=== Record excerpts ===

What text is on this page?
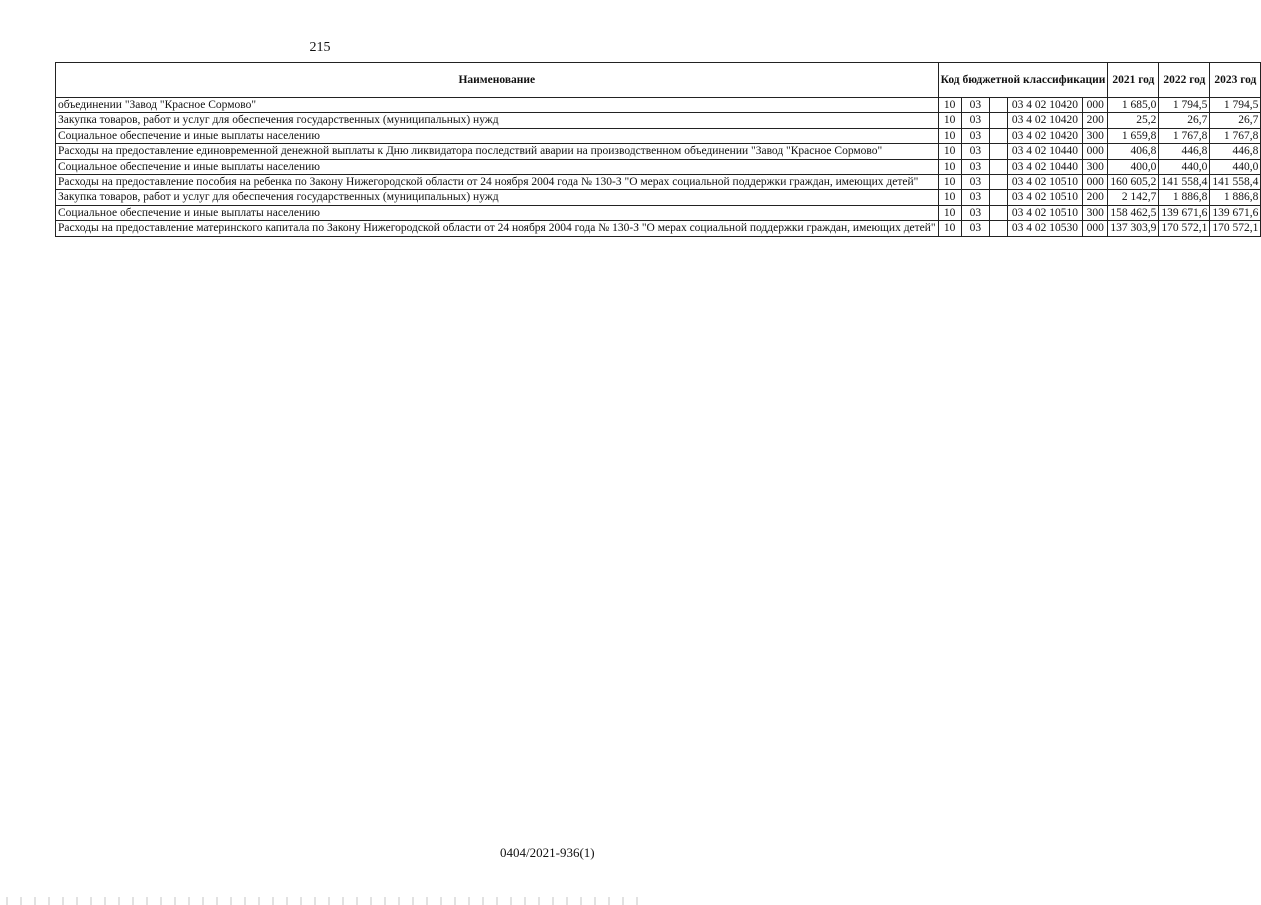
215
Наименование	Код бюджетной классификации					2021 год	2022 год	2023 год
объединении "Завод "Красное Сормово"	10	03		03 4 02 10420	000	1 685,0	1 794,5	1 794,5
Закупка товаров, работ и услуг для обеспечения государственных (муниципальных) нужд	10	03		03 4 02 10420	200	25,2	26,7	26,7
Социальное обеспечение и иные выплаты населению	10	03		03 4 02 10420	300	1 659,8	1 767,8	1 767,8
Расходы на предоставление единовременной денежной выплаты к Дню ликвидатора последствий аварии на производственном объединении "Завод "Красное Сормово"	10	03		03 4 02 10440	000	406,8	446,8	446,8
Социальное обеспечение и иные выплаты населению	10	03		03 4 02 10440	300	400,0	440,0	440,0
Расходы на предоставление пособия на ребенка по Закону Нижегородской области от 24 ноября 2004 года № 130-З "О мерах социальной поддержки граждан, имеющих детей"	10	03		03 4 02 10510	000	160 605,2	141 558,4	141 558,4
Закупка товаров, работ и услуг для обеспечения государственных (муниципальных) нужд	10	03		03 4 02 10510	200	2 142,7	1 886,8	1 886,8
Социальное обеспечение и иные выплаты населению	10	03		03 4 02 10510	300	158 462,5	139 671,6	139 671,6
Расходы на предоставление материнского капитала по Закону Нижегородской области от 24 ноября 2004 года № 130-З "О мерах социальной поддержки граждан, имеющих детей"	10	03		03 4 02 10530	000	137 303,9	170 572,1	170 572,1
0404/2021-936(1)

=== What you are asked to do ===
Repeat each entry above word for word, leaving every picture out.

=== Task result ===
What text is on this page?
215
Наименование	Код бюджетной классификации					2021 год	2022 год	2023 год
объединении "Завод "Красное Сормово"	10	03		03 4 02 10420	000	1 685,0	1 794,5	1 794,5
Закупка товаров, работ и услуг для обеспечения государственных (муниципальных) нужд	10	03		03 4 02 10420	200	25,2	26,7	26,7
Социальное обеспечение и иные выплаты населению	10	03		03 4 02 10420	300	1 659,8	1 767,8	1 767,8
Расходы на предоставление единовременной денежной выплаты к Дню ликвидатора последствий аварии на производственном объединении "Завод "Красное Сормово"	10	03		03 4 02 10440	000	406,8	446,8	446,8
Социальное обеспечение и иные выплаты населению	10	03		03 4 02 10440	300	400,0	440,0	440,0
Расходы на предоставление пособия на ребенка по Закону Нижегородской области от 24 ноября 2004 года № 130-З "О мерах социальной поддержки граждан, имеющих детей"	10	03		03 4 02 10510	000	160 605,2	141 558,4	141 558,4
Закупка товаров, работ и услуг для обеспечения государственных (муниципальных) нужд	10	03		03 4 02 10510	200	2 142,7	1 886,8	1 886,8
Социальное обеспечение и иные выплаты населению	10	03		03 4 02 10510	300	158 462,5	139 671,6	139 671,6
Расходы на предоставление материнского капитала по Закону Нижегородской области от 24 ноября 2004 года № 130-З "О мерах социальной поддержки граждан, имеющих детей"	10	03		03 4 02 10530	000	137 303,9	170 572,1	170 572,1
0404/2021-936(1)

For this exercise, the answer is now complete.